EXERCISE GOAL:
Would you quote the material below in full and unchanged?

ENTRIES:
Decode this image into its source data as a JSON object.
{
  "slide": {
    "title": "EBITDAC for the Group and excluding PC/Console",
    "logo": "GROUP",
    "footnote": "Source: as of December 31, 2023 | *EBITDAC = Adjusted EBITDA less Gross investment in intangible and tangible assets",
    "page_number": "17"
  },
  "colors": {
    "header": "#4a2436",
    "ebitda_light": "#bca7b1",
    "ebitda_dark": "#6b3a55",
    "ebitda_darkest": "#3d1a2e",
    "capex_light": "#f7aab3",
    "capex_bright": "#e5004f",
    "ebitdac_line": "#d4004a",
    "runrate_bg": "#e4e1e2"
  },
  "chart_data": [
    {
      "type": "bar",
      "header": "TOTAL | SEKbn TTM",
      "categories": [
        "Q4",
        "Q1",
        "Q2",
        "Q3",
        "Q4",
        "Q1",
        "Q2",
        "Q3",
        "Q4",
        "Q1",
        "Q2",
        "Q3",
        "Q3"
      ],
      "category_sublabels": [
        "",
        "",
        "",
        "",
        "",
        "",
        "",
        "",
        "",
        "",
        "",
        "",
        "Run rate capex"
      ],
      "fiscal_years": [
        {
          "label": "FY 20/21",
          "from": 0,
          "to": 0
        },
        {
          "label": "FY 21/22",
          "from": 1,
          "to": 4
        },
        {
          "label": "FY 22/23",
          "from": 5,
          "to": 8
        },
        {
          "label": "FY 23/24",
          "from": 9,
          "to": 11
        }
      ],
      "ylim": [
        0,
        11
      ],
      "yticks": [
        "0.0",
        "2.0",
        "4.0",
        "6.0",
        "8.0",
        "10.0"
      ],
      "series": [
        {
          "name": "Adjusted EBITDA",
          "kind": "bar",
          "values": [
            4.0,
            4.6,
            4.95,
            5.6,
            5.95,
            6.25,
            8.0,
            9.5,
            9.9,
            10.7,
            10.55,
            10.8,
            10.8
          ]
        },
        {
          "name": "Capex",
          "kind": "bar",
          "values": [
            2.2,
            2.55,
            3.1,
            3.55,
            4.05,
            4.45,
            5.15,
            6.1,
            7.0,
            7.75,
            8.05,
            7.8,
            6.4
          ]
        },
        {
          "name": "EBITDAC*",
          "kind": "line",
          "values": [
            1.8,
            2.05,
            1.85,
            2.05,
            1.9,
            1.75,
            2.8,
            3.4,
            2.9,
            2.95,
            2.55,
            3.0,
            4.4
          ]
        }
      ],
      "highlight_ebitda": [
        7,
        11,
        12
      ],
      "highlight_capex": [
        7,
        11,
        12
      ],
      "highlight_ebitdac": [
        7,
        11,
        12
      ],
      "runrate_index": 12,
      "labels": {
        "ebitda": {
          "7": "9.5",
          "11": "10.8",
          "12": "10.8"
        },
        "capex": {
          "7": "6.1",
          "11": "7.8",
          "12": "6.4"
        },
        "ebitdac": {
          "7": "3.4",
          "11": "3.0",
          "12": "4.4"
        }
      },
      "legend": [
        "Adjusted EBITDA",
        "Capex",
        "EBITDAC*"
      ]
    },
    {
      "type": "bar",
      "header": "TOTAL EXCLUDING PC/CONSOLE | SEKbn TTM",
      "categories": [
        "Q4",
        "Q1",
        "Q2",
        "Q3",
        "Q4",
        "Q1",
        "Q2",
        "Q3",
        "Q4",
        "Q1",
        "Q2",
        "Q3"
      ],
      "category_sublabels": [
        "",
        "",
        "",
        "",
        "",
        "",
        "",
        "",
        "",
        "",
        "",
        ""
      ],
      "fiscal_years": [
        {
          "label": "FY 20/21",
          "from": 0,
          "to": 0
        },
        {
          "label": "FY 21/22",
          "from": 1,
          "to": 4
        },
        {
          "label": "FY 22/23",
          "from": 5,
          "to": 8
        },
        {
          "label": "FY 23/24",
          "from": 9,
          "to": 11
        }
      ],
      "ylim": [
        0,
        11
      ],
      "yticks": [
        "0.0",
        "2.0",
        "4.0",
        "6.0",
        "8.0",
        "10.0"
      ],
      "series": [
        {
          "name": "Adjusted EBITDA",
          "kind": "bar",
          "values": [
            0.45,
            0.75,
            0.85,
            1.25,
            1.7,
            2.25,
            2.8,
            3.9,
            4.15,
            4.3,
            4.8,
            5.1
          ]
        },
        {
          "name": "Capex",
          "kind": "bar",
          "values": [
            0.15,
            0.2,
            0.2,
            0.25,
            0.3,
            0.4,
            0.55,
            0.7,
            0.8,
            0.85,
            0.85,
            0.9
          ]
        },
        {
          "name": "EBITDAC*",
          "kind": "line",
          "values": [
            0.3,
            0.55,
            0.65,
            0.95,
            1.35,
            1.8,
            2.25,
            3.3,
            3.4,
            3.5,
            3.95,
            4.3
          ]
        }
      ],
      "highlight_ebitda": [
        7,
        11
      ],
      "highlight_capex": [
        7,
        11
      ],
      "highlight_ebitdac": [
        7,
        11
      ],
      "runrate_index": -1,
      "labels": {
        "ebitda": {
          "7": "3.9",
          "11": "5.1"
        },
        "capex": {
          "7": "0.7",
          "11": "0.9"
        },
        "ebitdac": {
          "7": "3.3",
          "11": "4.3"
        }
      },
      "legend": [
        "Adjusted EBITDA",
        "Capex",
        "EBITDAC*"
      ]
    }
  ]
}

TASK RESULT:
Decode this image into its source data as a JSON object.
{
  "slide": {
    "title": "EBITDAC for the Group and excluding PC/Console",
    "logo": "GROUP",
    "footnote": "Source: as of December 31, 2023 | *EBITDAC = Adjusted EBITDA less Gross investment in intangible and tangible assets",
    "page_number": "17"
  },
  "colors": {
    "header": "#4a2436",
    "ebitda_light": "#bca7b1",
    "ebitda_dark": "#6b3a55",
    "ebitda_darkest": "#3d1a2e",
    "capex_light": "#f7aab3",
    "capex_bright": "#e5004f",
    "ebitdac_line": "#d4004a",
    "runrate_bg": "#e4e1e2"
  },
  "chart_data": [
    {
      "type": "bar",
      "header": "TOTAL | SEKbn TTM",
      "categories": [
        "Q4",
        "Q1",
        "Q2",
        "Q3",
        "Q4",
        "Q1",
        "Q2",
        "Q3",
        "Q4",
        "Q1",
        "Q2",
        "Q3",
        "Q3"
      ],
      "category_sublabels": [
        "",
        "",
        "",
        "",
        "",
        "",
        "",
        "",
        "",
        "",
        "",
        "",
        "Run rate capex"
      ],
      "fiscal_years": [
        {
          "label": "FY 20/21",
          "from": 0,
          "to": 0
        },
        {
          "label": "FY 21/22",
          "from": 1,
          "to": 4
        },
        {
          "label": "FY 22/23",
          "from": 5,
          "to": 8
        },
        {
          "label": "FY 23/24",
          "from": 9,
          "to": 11
        }
      ],
      "ylim": [
        0,
        11
      ],
      "yticks": [
        "0.0",
        "2.0",
        "4.0",
        "6.0",
        "8.0",
        "10.0"
      ],
      "series": [
        {
          "name": "Adjusted EBITDA",
          "kind": "bar",
          "values": [
            4.0,
            4.6,
            4.95,
            5.6,
            5.95,
            6.25,
            8.0,
            9.5,
            9.9,
            10.7,
            10.55,
            10.8,
            10.8
          ]
        },
        {
          "name": "Capex",
          "kind": "bar",
          "values": [
            2.2,
            2.55,
            3.1,
            3.55,
            4.05,
            4.45,
            5.15,
            6.1,
            7.0,
            7.75,
            8.05,
            7.8,
            6.4
          ]
        },
        {
          "name": "EBITDAC*",
          "kind": "line",
          "values": [
            1.8,
            2.05,
            1.85,
            2.05,
            1.9,
            1.75,
            2.8,
            3.4,
            2.9,
            2.95,
            2.55,
            3.0,
            4.4
          ]
        }
      ],
      "highlight_ebitda": [
        7,
        11,
        12
      ],
      "highlight_capex": [
        7,
        11,
        12
      ],
      "highlight_ebitdac": [
        7,
        11,
        12
      ],
      "runrate_index": 12,
      "labels": {
        "ebitda": {
          "7": "9.5",
          "11": "10.8",
          "12": "10.8"
        },
        "capex": {
          "7": "6.1",
          "11": "7.8",
          "12": "6.4"
        },
        "ebitdac": {
          "7": "3.4",
          "11": "3.0",
          "12": "4.4"
        }
      },
      "legend": [
        "Adjusted EBITDA",
        "Capex",
        "EBITDAC*"
      ]
    },
    {
      "type": "bar",
      "header": "TOTAL EXCLUDING PC/CONSOLE | SEKbn TTM",
      "categories": [
        "Q4",
        "Q1",
        "Q2",
        "Q3",
        "Q4",
        "Q1",
        "Q2",
        "Q3",
        "Q4",
        "Q1",
        "Q2",
        "Q3"
      ],
      "category_sublabels": [
        "",
        "",
        "",
        "",
        "",
        "",
        "",
        "",
        "",
        "",
        "",
        ""
      ],
      "fiscal_years": [
        {
          "label": "FY 20/21",
          "from": 0,
          "to": 0
        },
        {
          "label": "FY 21/22",
          "from": 1,
          "to": 4
        },
        {
          "label": "FY 22/23",
          "from": 5,
          "to": 8
        },
        {
          "label": "FY 23/24",
          "from": 9,
          "to": 11
        }
      ],
      "ylim": [
        0,
        11
      ],
      "yticks": [
        "0.0",
        "2.0",
        "4.0",
        "6.0",
        "8.0",
        "10.0"
      ],
      "series": [
        {
          "name": "Adjusted EBITDA",
          "kind": "bar",
          "values": [
            0.45,
            0.75,
            0.85,
            1.25,
            1.7,
            2.25,
            2.8,
            3.9,
            4.15,
            4.3,
            4.8,
            5.1
          ]
        },
        {
          "name": "Capex",
          "kind": "bar",
          "values": [
            0.15,
            0.2,
            0.2,
            0.25,
            0.3,
            0.4,
            0.55,
            0.7,
            0.8,
            0.85,
            0.85,
            0.9
          ]
        },
        {
          "name": "EBITDAC*",
          "kind": "line",
          "values": [
            0.3,
            0.55,
            0.65,
            0.95,
            1.35,
            1.8,
            2.25,
            3.3,
            3.4,
            3.5,
            3.95,
            4.3
          ]
        }
      ],
      "highlight_ebitda": [
        7,
        11
      ],
      "highlight_capex": [
        7,
        11
      ],
      "highlight_ebitdac": [
        7,
        11
      ],
      "runrate_index": -1,
      "labels": {
        "ebitda": {
          "7": "3.9",
          "11": "5.1"
        },
        "capex": {
          "7": "0.7",
          "11": "0.9"
        },
        "ebitdac": {
          "7": "3.3",
          "11": "4.3"
        }
      },
      "legend": [
        "Adjusted EBITDA",
        "Capex",
        "EBITDAC*"
      ]
    }
  ]
}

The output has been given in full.